These are chat archives for nextflow-io/nextflow

11th
Dec 2018
Rahul Pisupati
@rbpisupati
Dec 11 2018 08:46
Hi, Do anyone have any suggestions to get all the pairwise combinations? Something like this, https://stackoverflow.com/questions/40092474/what-is-the-fastest-way-to-get-all-pairwise-combinations-in-an-array-in-python
Paolo Di Tommaso
@pditommaso
Dec 11 2018 08:49
Rahul Pisupati
@rbpisupati
Dec 11 2018 08:55
;)
Alexander Peltzer
@apeltzer
Dec 11 2018 14:40
Can I check the size of an array of files in NXF?
input:
    file input_files from featureCounts_to_merge.collect()

    output:
    file 'merged_gene_counts.txt'

    script:
    //if we only have 1 file, just use cat and pipe output to csvtk. Else join all files first, and then remove unwanted column names.
    def list = "${input_files}".size()
    def merge = ("${input_files.toList().size()}" == 1) ? 'cat' : 'csvtk join -t -f "Geneid,Start,Length,End,Chr,Strand,gene_name"'
the size() just returns e.g. 48 if there is just one sample inside, so probably the size of the filename here...

Element and region listings:
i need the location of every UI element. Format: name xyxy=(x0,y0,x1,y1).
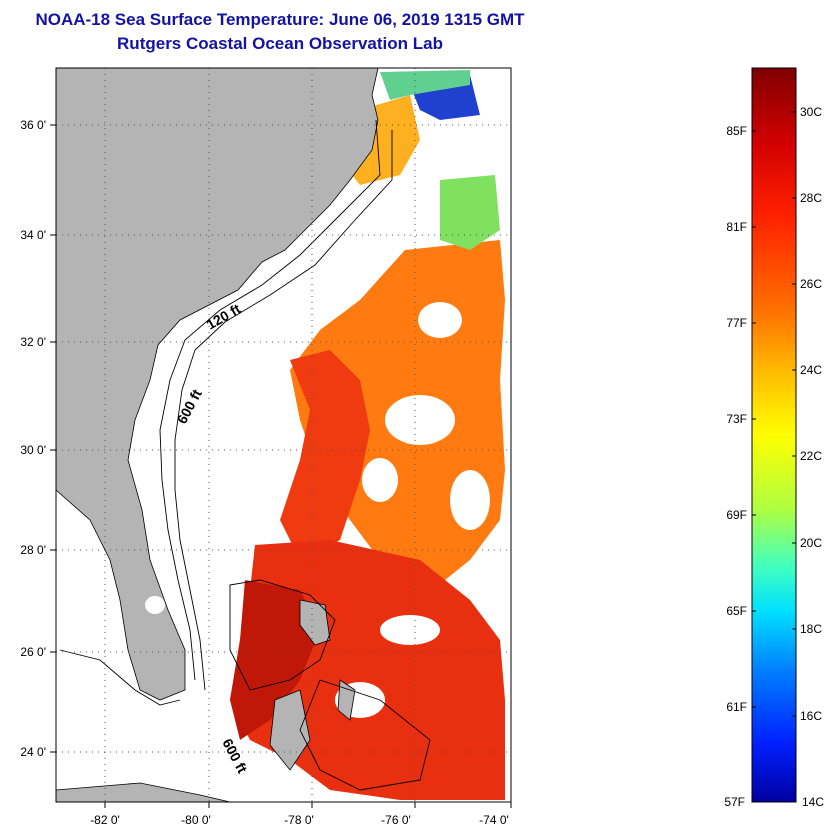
land-bahamas-abaco xyxy=(299,599,331,646)
colorbar-celsius-label: 14C xyxy=(802,795,824,809)
colorbar-celsius-label: 16C xyxy=(800,709,822,723)
lake-okeechobee xyxy=(145,596,165,614)
cloud-patch xyxy=(418,302,462,338)
sst-region-green-north xyxy=(380,70,470,100)
contour-600ft xyxy=(174,130,393,691)
map-subtitle: Rutgers Coastal Ocean Observation Lab xyxy=(117,34,443,53)
lat-tick-label: 28 0' xyxy=(20,543,46,557)
colorbar-fahrenheit-label: 85F xyxy=(726,124,747,138)
graticule xyxy=(56,68,511,802)
land-bahamas-andros xyxy=(269,689,311,771)
colorbar-celsius-label: 22C xyxy=(800,449,822,463)
cloud-patch xyxy=(385,395,455,445)
colorbar-fahrenheit-label: 81F xyxy=(726,220,747,234)
lat-tick-label: 34 0' xyxy=(20,228,46,242)
land-us-southeast xyxy=(56,68,379,701)
frame-ticks xyxy=(50,124,512,808)
lon-tick-label: -80 0' xyxy=(181,813,211,827)
lat-tick-label: 24 0' xyxy=(20,745,46,759)
map-frame xyxy=(55,67,512,803)
contour-bahamas-south xyxy=(299,679,431,791)
colorbar-celsius-label: 20C xyxy=(800,536,822,550)
lat-tick-label: 36 0' xyxy=(20,118,46,132)
lat-tick-label: 30 0' xyxy=(20,443,46,457)
colorbar-celsius-label: 28C xyxy=(800,191,822,205)
colorbar-celsius-label: 26C xyxy=(800,277,822,291)
colorbar-fahrenheit-label: 57F xyxy=(724,795,745,809)
contour-120ft xyxy=(159,119,381,681)
lat-tick-label: 32 0' xyxy=(20,335,46,349)
contour-bahamas xyxy=(229,579,336,691)
colorbar-ticks xyxy=(752,111,796,717)
contour-florida-keys xyxy=(59,649,181,706)
cloud-patch xyxy=(450,470,490,530)
sst-region-gulfstream xyxy=(280,350,370,560)
cloud-patch xyxy=(380,615,440,645)
lon-tick-label: -78 0' xyxy=(284,813,314,827)
map-title: NOAA-18 Sea Surface Temperature: June 06… xyxy=(35,10,525,29)
colorbar-fahrenheit-label: 65F xyxy=(726,604,747,618)
lon-tick-label: -82 0' xyxy=(90,813,120,827)
sst-region-northeast xyxy=(440,175,500,250)
colorbar-celsius-label: 18C xyxy=(800,622,822,636)
colorbar-fahrenheit-label: 77F xyxy=(726,316,747,330)
lon-tick-label: -74 0' xyxy=(479,813,509,827)
colorbar-fahrenheit-label: 73F xyxy=(726,412,747,426)
colorbar-fahrenheit-label: 61F xyxy=(726,700,747,714)
land-cuba xyxy=(56,782,231,802)
lat-tick-label: 26 0' xyxy=(20,645,46,659)
sst-region-bahamas-warm xyxy=(230,580,320,740)
lon-tick-label: -76 0' xyxy=(381,813,411,827)
colorbar-celsius-label: 24C xyxy=(800,363,822,377)
colorbar-fahrenheit-label: 69F xyxy=(726,508,747,522)
colorbar-celsius-label: 30C xyxy=(800,105,822,119)
cloud-patch xyxy=(362,458,398,502)
colorbar xyxy=(751,67,797,803)
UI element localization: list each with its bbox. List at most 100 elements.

(Task list):
• 1. Print the Nextflow chat archive from "Alexander Peltzer" up to and including "unwanted column names.".
• 2. Carry on the Nextflow chat archive from the point where it ends.

(Expected responses):
• 1.
Alexander Peltzer
@apeltzer
Dec 11 2018 14:40
Can I check the size of an array of files in NXF?
input:
    file input_files from featureCounts_to_merge.collect()

    output:
    file 'merged_gene_counts.txt'

    script:
    //if we only have 1 file, just use cat and pipe output to csvtk. Else join all files first, and then remove unwanted column names.

• 2.
I'd rather want to know how long the array/list of files in input_files is
Paolo Di Tommaso
@pditommaso
Dec 11 2018 14:41
alex the basics! input_files.size() not "${input_files}".size() :joy:
Alexander Peltzer
@apeltzer
Dec 11 2018 14:42
Aaaaah
Paolo Di Tommaso
@pditommaso
Dec 11 2018 14:42
otherwise you get the string length !
Alexander Peltzer
@apeltzer
Dec 11 2018 14:42
Ok
I always strand with these issues -.-
Paolo Di Tommaso
@pditommaso
Dec 11 2018 14:43
:smile:
Alexander Peltzer
@apeltzer
Dec 11 2018 14:44
Hm
size 5140 now
Paolo Di Tommaso
@pditommaso
Dec 11 2018 14:44
well you have many ..
too many?
Alexander Peltzer
@apeltzer
Dec 11 2018 14:45
4 would be expected :-(
Paolo Di Tommaso
@pditommaso
Dec 11 2018 14:45
oops
Alexander Peltzer
@apeltzer
Dec 11 2018 14:45
I'll dump the channel and see what that contains
[DUMP] /Users/alexanderpeltzer/IDEA/nf-core/RNAseq/work/b7/af90188083fc4b0510f947bdaae82f/SRR4238359_subsamp.sorted_gene.featureCounts.txt
Paolo Di Tommaso
@pditommaso
Dec 11 2018 14:47
just a single file? therefore that's not a list
safest way x instanceof Path ? 1 : x.size()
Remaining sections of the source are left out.